AIM
Extract each record and reproduce it exactly.
*****
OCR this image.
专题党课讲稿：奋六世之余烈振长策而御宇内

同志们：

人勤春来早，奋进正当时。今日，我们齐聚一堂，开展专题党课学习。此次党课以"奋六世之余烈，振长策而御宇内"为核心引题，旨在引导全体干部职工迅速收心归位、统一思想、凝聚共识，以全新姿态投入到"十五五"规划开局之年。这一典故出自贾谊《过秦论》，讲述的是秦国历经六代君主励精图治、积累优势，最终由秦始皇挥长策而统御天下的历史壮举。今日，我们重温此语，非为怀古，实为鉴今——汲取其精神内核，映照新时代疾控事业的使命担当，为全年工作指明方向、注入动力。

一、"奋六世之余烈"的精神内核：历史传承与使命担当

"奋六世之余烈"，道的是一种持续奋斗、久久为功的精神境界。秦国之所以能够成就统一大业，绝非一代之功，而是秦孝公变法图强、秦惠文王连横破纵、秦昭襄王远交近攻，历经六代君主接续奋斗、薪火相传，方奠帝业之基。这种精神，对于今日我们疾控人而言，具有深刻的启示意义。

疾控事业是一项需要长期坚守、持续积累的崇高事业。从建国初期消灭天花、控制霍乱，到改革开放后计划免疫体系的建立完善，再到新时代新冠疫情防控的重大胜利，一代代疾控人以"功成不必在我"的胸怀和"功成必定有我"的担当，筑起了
*****
SOLUTION BELOW
OCR this image.
专题党课讲稿：奋六世之余烈振长策而御宇内

同志们：

人勤春来早，奋进正当时。今日，我们齐聚一堂，开展专题党课学习。此次党课以"奋六世之余烈，振长策而御宇内"为核心引题，旨在引导全体干部职工迅速收心归位、统一思想、凝聚共识，以全新姿态投入到"十五五"规划开局之年。这一典故出自贾谊《过秦论》，讲述的是秦国历经六代君主励精图治、积累优势，最终由秦始皇挥长策而统御天下的历史壮举。今日，我们重温此语，非为怀古，实为鉴今——汲取其精神内核，映照新时代疾控事业的使命担当，为全年工作指明方向、注入动力。

一、"奋六世之余烈"的精神内核：历史传承与使命担当

"奋六世之余烈"，道的是一种持续奋斗、久久为功的精神境界。秦国之所以能够成就统一大业，绝非一代之功，而是秦孝公变法图强、秦惠文王连横破纵、秦昭襄王远交近攻，历经六代君主接续奋斗、薪火相传，方奠帝业之基。这种精神，对于今日我们疾控人而言，具有深刻的启示意义。

疾控事业是一项需要长期坚守、持续积累的崇高事业。从建国初期消灭天花、控制霍乱，到改革开放后计划免疫体系的建立完善，再到新时代新冠疫情防控的重大胜利，一代代疾控人以"功成不必在我"的胸怀和"功成必定有我"的担当，筑起了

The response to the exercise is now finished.